» AIM OF THE TASK
From the material below, list every line containing "Nettoinflyttning".

— BEGIN DATA LISTING —

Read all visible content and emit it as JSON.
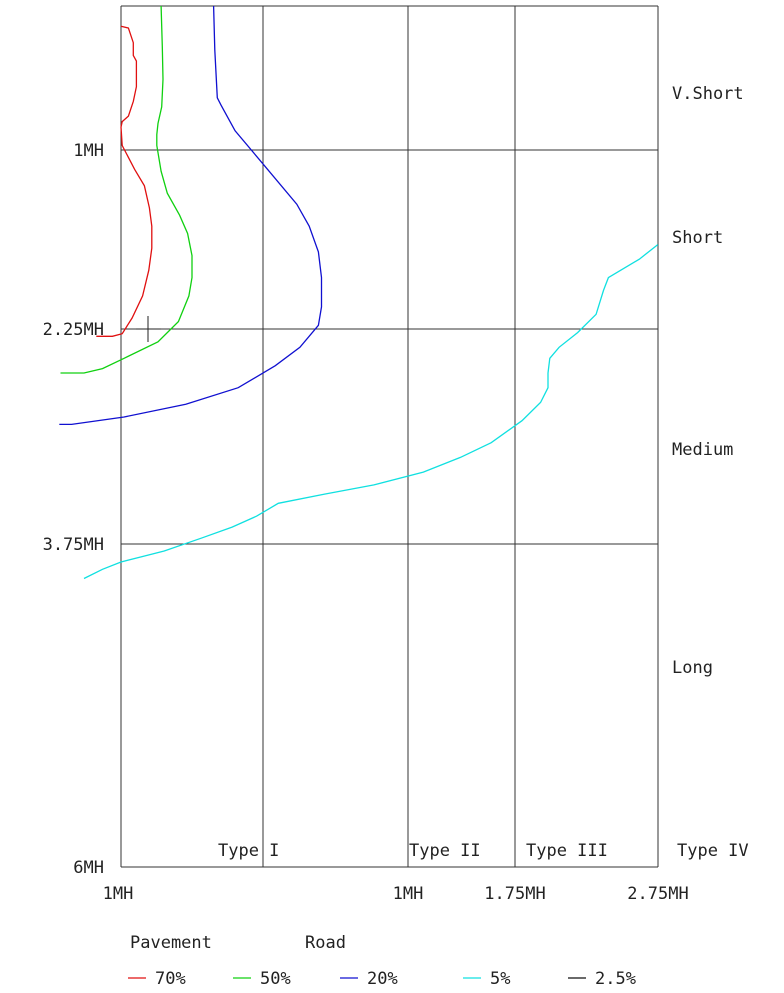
{
  "chart_data": {
    "type": "line",
    "y_tick_labels": [
      "1MH",
      "2.25MH",
      "3.75MH",
      "6MH"
    ],
    "x_tick_labels": [
      "1MH",
      "1MH",
      "1.75MH",
      "2.75MH"
    ],
    "row_labels": [
      "V.Short",
      "Short",
      "Medium",
      "Long"
    ],
    "column_labels": [
      "Type I",
      "Type II",
      "Type III",
      "Type IV"
    ],
    "legend_title_left": "Pavement",
    "legend_title_right": "Road",
    "legend_position": "bottom",
    "grid": true,
    "series": [
      {
        "name": "70%",
        "color": "#e01010",
        "points": [
          [
            0,
            0.55
          ],
          [
            0.12,
            0.6
          ],
          [
            0.2,
            1.0
          ],
          [
            0.2,
            1.35
          ],
          [
            0.25,
            1.5
          ],
          [
            0.25,
            2.2
          ],
          [
            0.2,
            2.6
          ],
          [
            0.12,
            3.0
          ],
          [
            0.02,
            3.15
          ],
          [
            0.0,
            3.3
          ],
          [
            0.02,
            3.8
          ],
          [
            0.22,
            4.45
          ],
          [
            0.38,
            4.9
          ],
          [
            0.46,
            5.5
          ],
          [
            0.5,
            6.0
          ],
          [
            0.5,
            6.6
          ],
          [
            0.45,
            7.2
          ],
          [
            0.35,
            7.9
          ],
          [
            0.18,
            8.5
          ],
          [
            0.02,
            8.93
          ],
          [
            -0.14,
            9.0
          ],
          [
            -0.4,
            9.0
          ]
        ]
      },
      {
        "name": "50%",
        "color": "#10d010",
        "points": [
          [
            0.65,
            0.0
          ],
          [
            0.67,
            1.1
          ],
          [
            0.68,
            2.0
          ],
          [
            0.66,
            2.75
          ],
          [
            0.6,
            3.2
          ],
          [
            0.58,
            3.5
          ],
          [
            0.58,
            3.8
          ],
          [
            0.65,
            4.5
          ],
          [
            0.75,
            5.1
          ],
          [
            0.95,
            5.7
          ],
          [
            1.08,
            6.2
          ],
          [
            1.15,
            6.8
          ],
          [
            1.15,
            7.4
          ],
          [
            1.1,
            7.9
          ],
          [
            0.93,
            8.6
          ],
          [
            0.6,
            9.15
          ],
          [
            0.05,
            9.6
          ],
          [
            -0.3,
            9.88
          ],
          [
            -0.6,
            10.0
          ],
          [
            -0.98,
            10.0
          ]
        ]
      },
      {
        "name": "20%",
        "color": "#1010d0",
        "points": [
          [
            1.5,
            0.0
          ],
          [
            1.52,
            1.2
          ],
          [
            1.56,
            2.5
          ],
          [
            1.62,
            2.7
          ],
          [
            1.85,
            3.4
          ],
          [
            2.3,
            4.3
          ],
          [
            2.85,
            5.4
          ],
          [
            3.05,
            6.0
          ],
          [
            3.2,
            6.7
          ],
          [
            3.25,
            7.4
          ],
          [
            3.25,
            8.2
          ],
          [
            3.2,
            8.7
          ],
          [
            2.9,
            9.3
          ],
          [
            2.5,
            9.8
          ],
          [
            1.9,
            10.4
          ],
          [
            1.05,
            10.85
          ],
          [
            0.05,
            11.2
          ],
          [
            -0.8,
            11.4
          ],
          [
            -1.0,
            11.4
          ]
        ]
      },
      {
        "name": "5%",
        "color": "#10e0e0",
        "points": [
          [
            8.7,
            6.5
          ],
          [
            8.4,
            6.9
          ],
          [
            8.1,
            7.2
          ],
          [
            7.9,
            7.4
          ],
          [
            7.82,
            7.75
          ],
          [
            7.7,
            8.4
          ],
          [
            7.4,
            8.9
          ],
          [
            7.1,
            9.3
          ],
          [
            6.95,
            9.6
          ],
          [
            6.92,
            10.0
          ],
          [
            6.92,
            10.4
          ],
          [
            6.8,
            10.8
          ],
          [
            6.5,
            11.3
          ],
          [
            6.0,
            11.9
          ],
          [
            5.5,
            12.3
          ],
          [
            4.9,
            12.7
          ],
          [
            4.1,
            13.05
          ],
          [
            3.3,
            13.3
          ],
          [
            2.55,
            13.55
          ],
          [
            2.2,
            13.9
          ],
          [
            1.8,
            14.2
          ],
          [
            1.3,
            14.5
          ],
          [
            0.7,
            14.85
          ],
          [
            0.35,
            15.0
          ],
          [
            0.0,
            15.15
          ],
          [
            -0.3,
            15.35
          ],
          [
            -0.6,
            15.6
          ]
        ]
      },
      {
        "name": "2.5%",
        "color": "#111111",
        "points": []
      }
    ]
  }
}
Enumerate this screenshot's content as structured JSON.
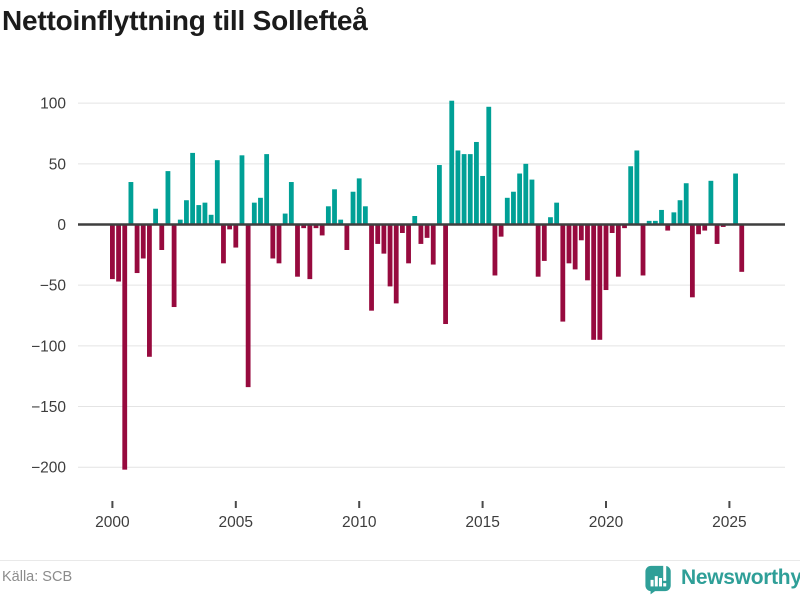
{
  "title": "Nettoinflyttning till Sollefteå",
  "source": "Källa: SCB",
  "brand": {
    "name": "Newsworthy"
  },
  "colors": {
    "positive_bar": "#00A096",
    "negative_bar": "#970A3E",
    "zero_line": "#3F3F3F",
    "gridline": "#E4E4E4",
    "axis_text": "#3D3D3D",
    "brand_teal": "#2F9F98",
    "source_gray": "#8C8C8C"
  },
  "chart_data": {
    "type": "bar",
    "title": "Nettoinflyttning till Sollefteå",
    "frequency": "quarterly",
    "x_start": "2000-Q1",
    "x_end": "2025-Q3",
    "x_tick_labels": [
      "2000",
      "2005",
      "2010",
      "2015",
      "2020",
      "2025"
    ],
    "y_tick_values": [
      100,
      50,
      0,
      -50,
      -100,
      -150,
      -200
    ],
    "y_tick_labels": [
      "100",
      "50",
      "0",
      "−50",
      "−100",
      "−150",
      "−200"
    ],
    "ylim": [
      -215,
      112
    ],
    "grid": true,
    "legend": "none",
    "values": [
      -45,
      -47,
      -202,
      35,
      -40,
      -28,
      -109,
      13,
      -21,
      44,
      -68,
      4,
      20,
      59,
      16,
      18,
      8,
      53,
      -32,
      -4,
      -19,
      57,
      -134,
      18,
      22,
      58,
      -28,
      -32,
      9,
      35,
      -43,
      -3,
      -45,
      -3,
      -9,
      15,
      29,
      4,
      -21,
      27,
      38,
      15,
      -71,
      -16,
      -24,
      -51,
      -65,
      -7,
      -32,
      7,
      -16,
      -11,
      -33,
      49,
      -82,
      102,
      61,
      58,
      58,
      68,
      40,
      97,
      -42,
      -10,
      22,
      27,
      42,
      50,
      37,
      -43,
      -30,
      6,
      18,
      -80,
      -32,
      -37,
      -13,
      -46,
      -95,
      -95,
      -54,
      -7,
      -43,
      -3,
      48,
      61,
      -42,
      3,
      3,
      12,
      -5,
      10,
      20,
      34,
      -60,
      -8,
      -5,
      36,
      -16,
      -2,
      0,
      42,
      -39
    ]
  }
}
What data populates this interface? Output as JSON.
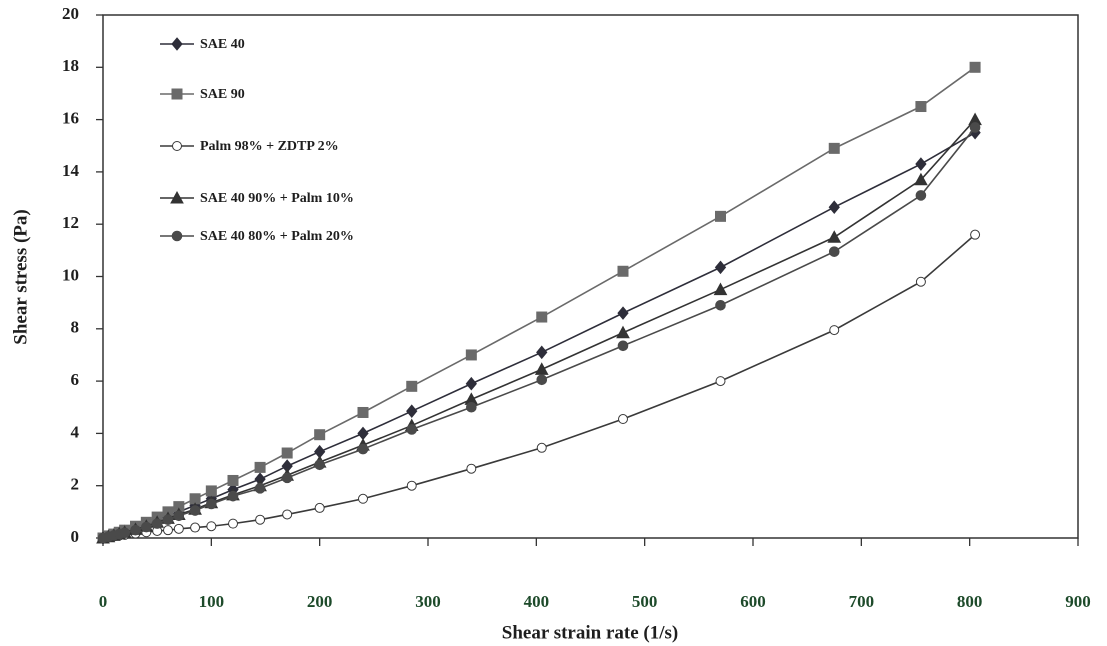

— END DATA LISTING —

» FINAL ANSWER
  "title": "Nettoinflyttning till Sollefteå",
    "title": "Nettoinflyttning till Sollefteå",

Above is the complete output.